● Work to complete
The line containing "What text is on this page?" marks the start of the required copy, which runs to the final line of the entries; return those lines exactly, without any pictures.

##### Record list

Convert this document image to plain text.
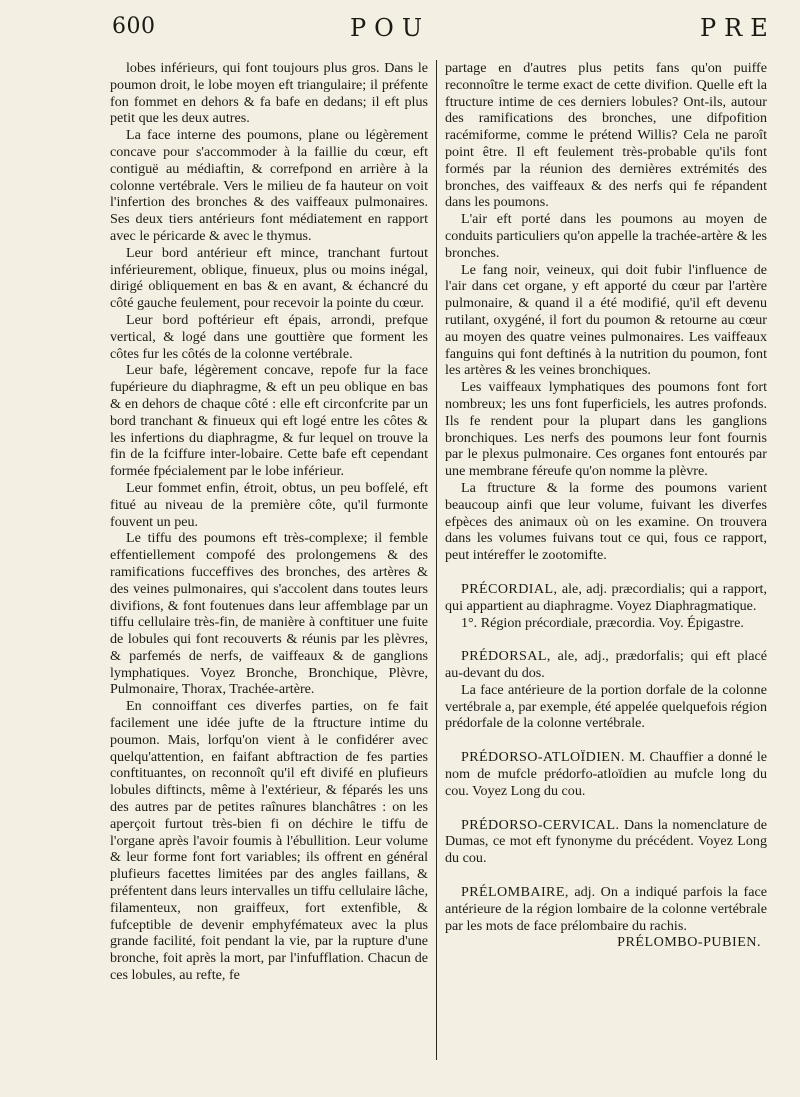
600	POU	PRE

lobes inférieurs, qui font toujours plus gros. Dans le poumon droit, le lobe moyen eft triangulaire; il préfente fon fommet en dehors & fa bafe en dedans; il eft plus petit que les deux autres.

La face interne des poumons, plane ou légèrement concave pour s'accommoder à la faillie du cœur, eft contiguë au médiaftin, & correfpond en arrière à la colonne vertébrale. Vers le milieu de fa hauteur on voit l'infertion des bronches & des vaiffeaux pulmonaires. Ses deux tiers antérieurs font médiatement en rapport avec le péricarde & avec le thymus.

Leur bord antérieur eft mince, tranchant furtout inférieurement, oblique, finueux, plus ou moins inégal, dirigé obliquement en bas & en avant, & échancré du côté gauche feulement, pour recevoir la pointe du cœur.

Leur bord poftérieur eft épais, arrondi, prefque vertical, & logé dans une gouttière que forment les côtes fur les côtés de la colonne vertébrale.

Leur bafe, légèrement concave, repofe fur la face fupérieure du diaphragme, & eft un peu oblique en bas & en dehors de chaque côté : elle eft circonfcrite par un bord tranchant & finueux qui eft logé entre les côtes & les infertions du diaphragme, & fur lequel on trouve la fin de la fciffure inter-lobaire. Cette bafe eft cependant formée fpécialement par le lobe inférieur.

Leur fommet enfin, étroit, obtus, un peu bofſelé, eft fitué au niveau de la première côte, qu'il furmonte fouvent un peu.

Le tiffu des poumons eft très-complexe; il femble effentiellement compofé des prolongemens & des ramifications fucceffives des bronches, des artères & des veines pulmonaires, qui s'accolent dans toutes leurs divifions, & font foutenues dans leur affemblage par un tiffu cellulaire très-fin, de manière à conftituer une fuite de lobules qui font recouverts & réunis par les plèvres, & parfemés de nerfs, de vaiffeaux & de ganglions lymphatiques. Voyez Bronche, Bronchique, Plèvre, Pulmonaire, Thorax, Trachée-artère.

En connoiffant ces diverfes parties, on fe fait facilement une idée jufte de la ftructure intime du poumon. Mais, lorfqu'on vient à le confidérer avec quelqu'attention, en faifant abftraction de fes parties conftituantes, on reconnoît qu'il eft divifé en plufieurs lobules diftincts, même à l'extérieur, & féparés les uns des autres par de petites raînures blanchâtres : on les aperçoit furtout très-bien fi on déchire le tiffu de l'organe après l'avoir foumis à l'ébullition. Leur volume & leur forme font fort variables; ils offrent en général plufieurs facettes limitées par des angles faillans, & préfentent dans leurs intervalles un tiffu cellulaire lâche, filamenteux, non graiffeux, fort extenfible, & fufceptible de devenir emphyfémateux avec la plus grande facilité, foit pendant la vie, par la rupture d'une bronche, foit après la mort, par l'infufflation. Chacun de ces lobules, au refte, fe

partage en d'autres plus petits fans qu'on puiffe reconnoître le terme exact de cette divifion. Quelle eft la ftructure intime de ces derniers lobules? Ont-ils, autour des ramifications des bronches, une difpofition racémiforme, comme le prétend Willis? Cela ne paroît point être. Il eft feulement très-probable qu'ils font formés par la réunion des dernières extrémités des bronches, des vaiffeaux & des nerfs qui fe répandent dans les poumons.

L'air eft porté dans les poumons au moyen de conduits particuliers qu'on appelle la trachée-artère & les bronches.

Le fang noir, veineux, qui doit fubir l'influence de l'air dans cet organe, y eft apporté du cœur par l'artère pulmonaire, & quand il a été modifié, qu'il eft devenu rutilant, oxygéné, il fort du poumon & retourne au cœur au moyen des quatre veines pulmonaires. Les vaiffeaux fanguins qui font deftinés à la nutrition du poumon, font les artères & les veines bronchiques.

Les vaiffeaux lymphatiques des poumons font fort nombreux; les uns font fuperficiels, les autres profonds. Ils fe rendent pour la plupart dans les ganglions bronchiques. Les nerfs des poumons leur font fournis par le plexus pulmonaire. Ces organes font entourés par une membrane féreufe qu'on nomme la plèvre.

La ftructure & la forme des poumons varient beaucoup ainfi que leur volume, fuivant les diverfes efpèces des animaux où on les examine. On trouvera dans les volumes fuivans tout ce qui, fous ce rapport, peut intéreffer le zootomifte.

PRÉCORDIAL, ale, adj. præcordialis; qui a rapport, qui appartient au diaphragme. Voyez Diaphragmatique.

1°. Région précordiale, præcordia. Voy. Épigastre.

PRÉDORSAL, ale, adj., prædorfalis; qui eft placé au-devant du dos.

La face antérieure de la portion dorfale de la colonne vertébrale a, par exemple, été appelée quelquefois région prédorfale de la colonne vertébrale.

PRÉDORSO-ATLOÏDIEN. M. Chauffier a donné le nom de mufcle prédorfo-atloïdien au mufcle long du cou. Voyez Long du cou.

PRÉDORSO-CERVICAL. Dans la nomenclature de Dumas, ce mot eft fynonyme du précédent. Voyez Long du cou.

PRÉLOMBAIRE, adj. On a indiqué parfois la face antérieure de la région lombaire de la colonne vertébrale par les mots de face prélombaire du rachis.

PRÉLOMBO-PUBIEN.
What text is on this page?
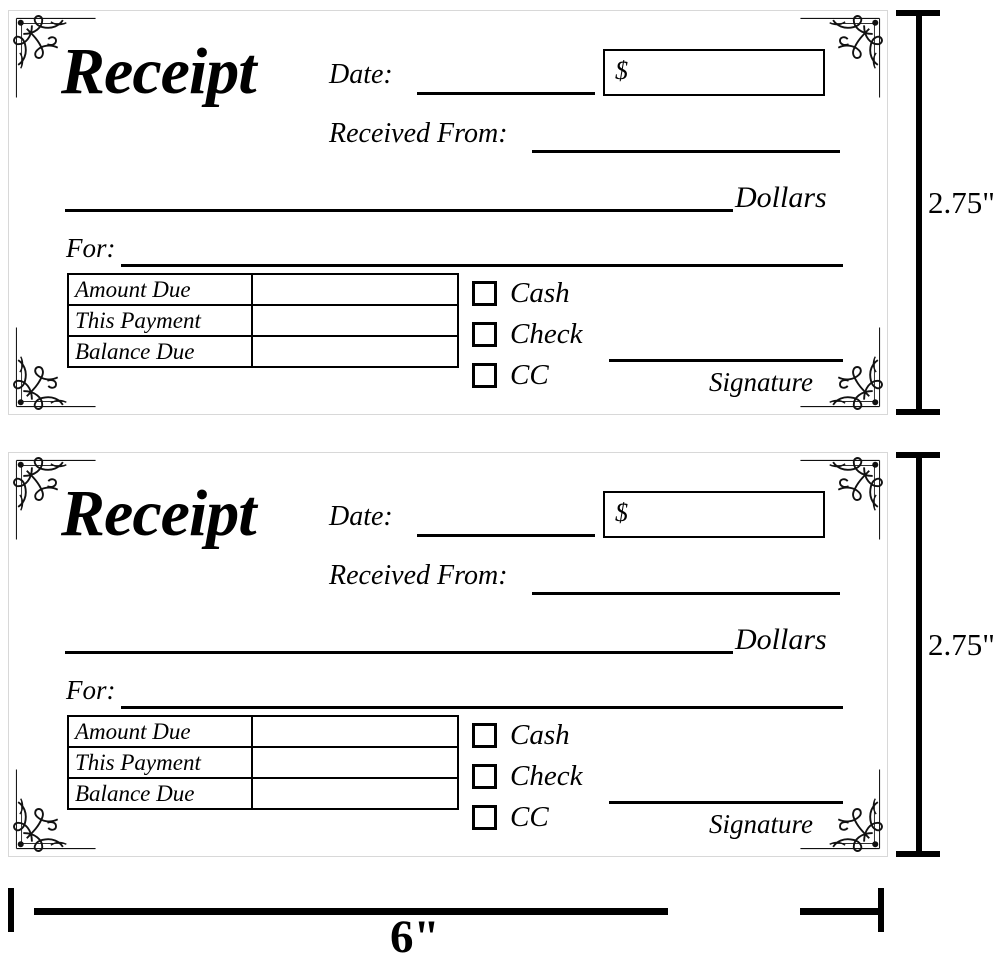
Receipt	Date:	$
Received From:
Dollars
For:
Amount Due	
This Payment	
Balance Due	
Cash
Check
CC	Signature
Receipt	Date:	$
Received From:
Dollars
For:
Amount Due	
This Payment	
Balance Due	
Cash
Check
CC	Signature
2.75"
2.75"
6"
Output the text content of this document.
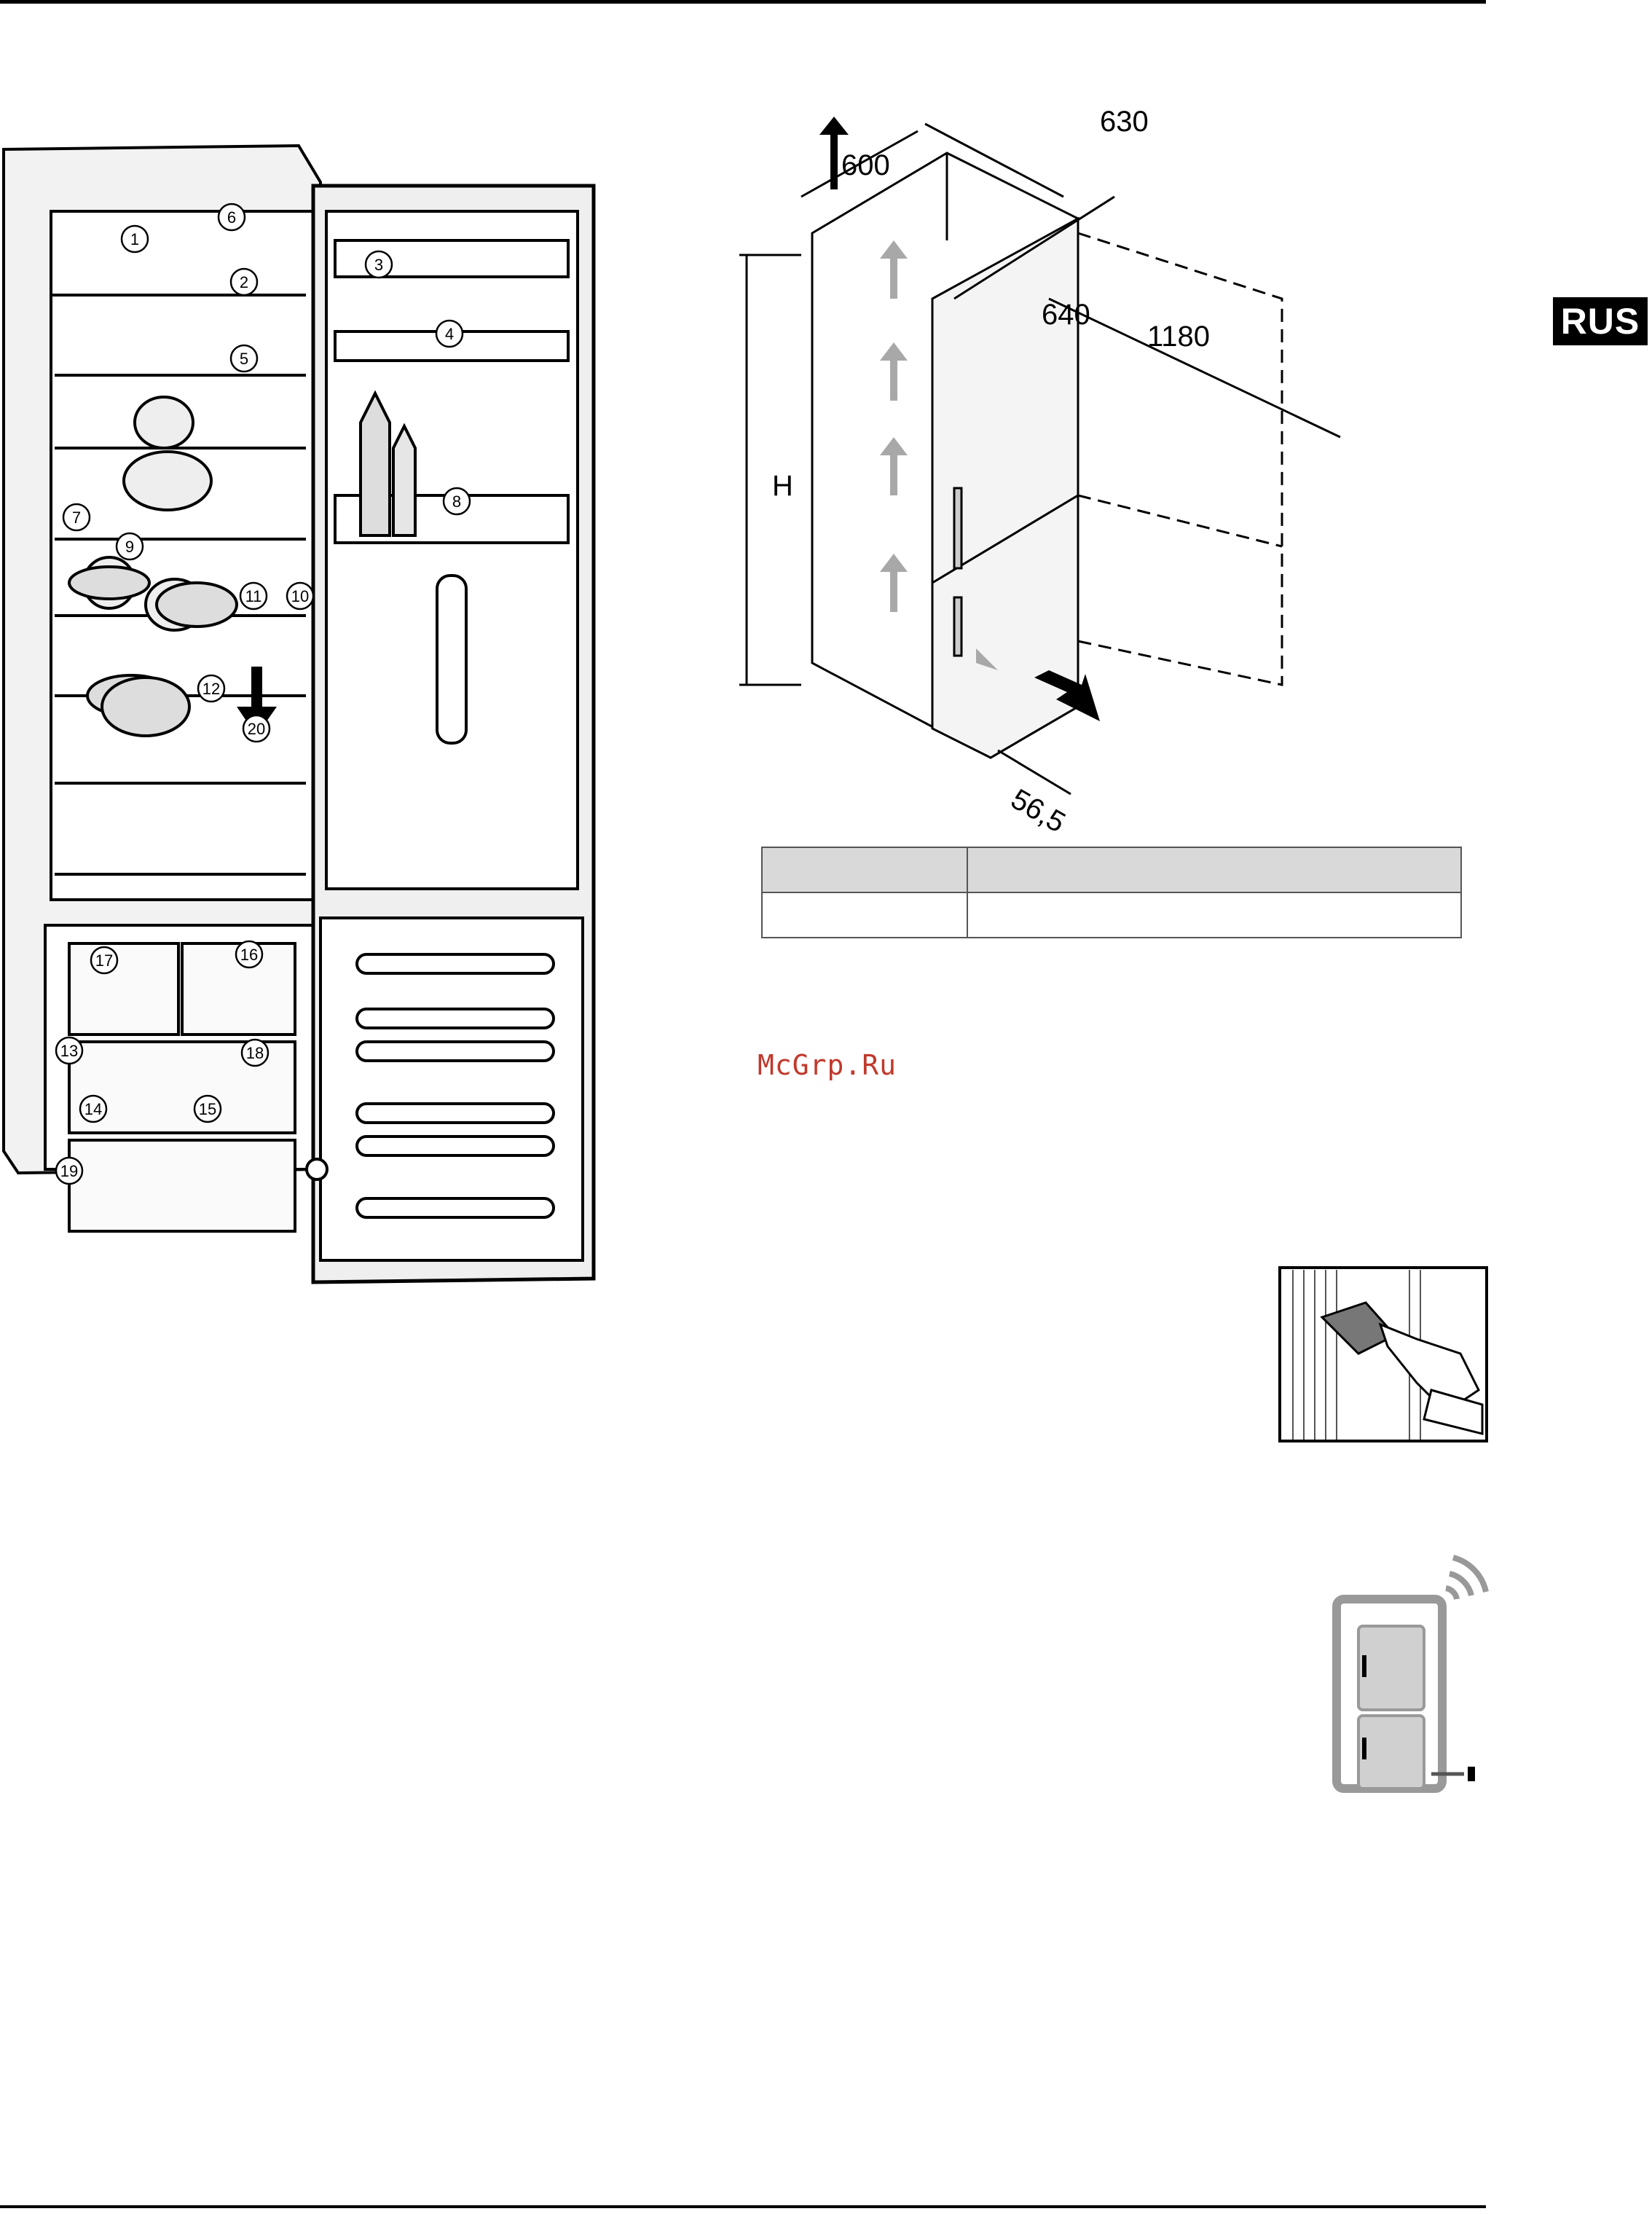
RUS
1
2
3
4
5
6
7
8
9
10
11
12
13
14	15
16
17
18
19
20
600
630
640
1180
H
56,5

McGrp.Ru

##########

● Expected output
What text is on this page?
Receipt	Date:	$
Received From:
Dollars
For:
Amount Due	
This Payment	
Balance Due	
Cash
Check
CC	Signature
Receipt	Date:	$
Received From:
Dollars
For:
Amount Due	
This Payment	
Balance Due	
Cash
Check
CC	Signature
2.75"
2.75"
6"
Output the text content of this document.
RUS
1
2
3
4
5
6
7
8
9
10
11
12
13
14	15
16
17
18
19
20
600
630
640
1180
H
56,5

McGrp.Ru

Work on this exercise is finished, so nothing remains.